Given instruction – Copy all of the material below exactly.

Material for the task –
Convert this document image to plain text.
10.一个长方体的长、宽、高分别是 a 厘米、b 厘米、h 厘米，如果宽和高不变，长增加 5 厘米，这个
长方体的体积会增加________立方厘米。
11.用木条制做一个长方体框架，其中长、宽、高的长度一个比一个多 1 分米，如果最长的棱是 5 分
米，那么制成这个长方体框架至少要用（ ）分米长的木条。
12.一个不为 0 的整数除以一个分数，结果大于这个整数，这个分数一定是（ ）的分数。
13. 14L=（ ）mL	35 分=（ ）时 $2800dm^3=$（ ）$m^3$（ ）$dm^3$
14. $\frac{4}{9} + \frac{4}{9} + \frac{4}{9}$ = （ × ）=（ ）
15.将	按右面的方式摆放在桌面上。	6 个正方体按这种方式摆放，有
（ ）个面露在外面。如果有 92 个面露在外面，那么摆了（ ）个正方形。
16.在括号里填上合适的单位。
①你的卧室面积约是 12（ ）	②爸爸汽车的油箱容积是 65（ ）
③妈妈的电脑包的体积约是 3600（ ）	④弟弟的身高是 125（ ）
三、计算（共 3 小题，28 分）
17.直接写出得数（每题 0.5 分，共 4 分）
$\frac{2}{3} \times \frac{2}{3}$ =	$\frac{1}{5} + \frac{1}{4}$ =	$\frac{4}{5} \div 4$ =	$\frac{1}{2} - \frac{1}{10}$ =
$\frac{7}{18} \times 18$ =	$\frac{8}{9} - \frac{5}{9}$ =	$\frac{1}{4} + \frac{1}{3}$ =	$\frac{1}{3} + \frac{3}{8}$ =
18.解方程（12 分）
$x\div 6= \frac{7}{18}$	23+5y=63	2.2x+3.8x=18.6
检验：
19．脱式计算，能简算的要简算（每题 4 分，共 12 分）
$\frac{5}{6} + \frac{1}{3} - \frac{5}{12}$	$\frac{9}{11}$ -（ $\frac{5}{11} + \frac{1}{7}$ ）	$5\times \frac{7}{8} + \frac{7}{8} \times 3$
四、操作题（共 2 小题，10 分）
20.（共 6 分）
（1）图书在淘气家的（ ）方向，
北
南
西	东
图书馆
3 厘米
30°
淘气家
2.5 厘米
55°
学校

Answer below –
Convert this document image to plain text.
10.一个长方体的长、宽、高分别是 a 厘米、b 厘米、h 厘米，如果宽和高不变，长增加 5 厘米，这个
长方体的体积会增加________立方厘米。
11.用木条制做一个长方体框架，其中长、宽、高的长度一个比一个多 1 分米，如果最长的棱是 5 分
米，那么制成这个长方体框架至少要用（ ）分米长的木条。
12.一个不为 0 的整数除以一个分数，结果大于这个整数，这个分数一定是（ ）的分数。
13. 14L=（ ）mL	35 分=（ ）时 $2800dm^3=$（ ）$m^3$（ ）$dm^3$
14. $\frac{4}{9} + \frac{4}{9} + \frac{4}{9}$ = （ × ）=（ ）
15.将	按右面的方式摆放在桌面上。	6 个正方体按这种方式摆放，有
（ ）个面露在外面。如果有 92 个面露在外面，那么摆了（ ）个正方形。
16.在括号里填上合适的单位。
①你的卧室面积约是 12（ ）	②爸爸汽车的油箱容积是 65（ ）
③妈妈的电脑包的体积约是 3600（ ）	④弟弟的身高是 125（ ）
三、计算（共 3 小题，28 分）
17.直接写出得数（每题 0.5 分，共 4 分）
$\frac{2}{3} \times \frac{2}{3}$ =	$\frac{1}{5} + \frac{1}{4}$ =	$\frac{4}{5} \div 4$ =	$\frac{1}{2} - \frac{1}{10}$ =
$\frac{7}{18} \times 18$ =	$\frac{8}{9} - \frac{5}{9}$ =	$\frac{1}{4} + \frac{1}{3}$ =	$\frac{1}{3} + \frac{3}{8}$ =
18.解方程（12 分）
$x\div 6= \frac{7}{18}$	23+5y=63	2.2x+3.8x=18.6
检验：
19．脱式计算，能简算的要简算（每题 4 分，共 12 分）
$\frac{5}{6} + \frac{1}{3} - \frac{5}{12}$	$\frac{9}{11}$ -（ $\frac{5}{11} + \frac{1}{7}$ ）	$5\times \frac{7}{8} + \frac{7}{8} \times 3$
四、操作题（共 2 小题，10 分）
20.（共 6 分）
（1）图书在淘气家的（ ）方向，
北
南
西	东
图书馆
3 厘米
30°
淘气家
2.5 厘米
55°
学校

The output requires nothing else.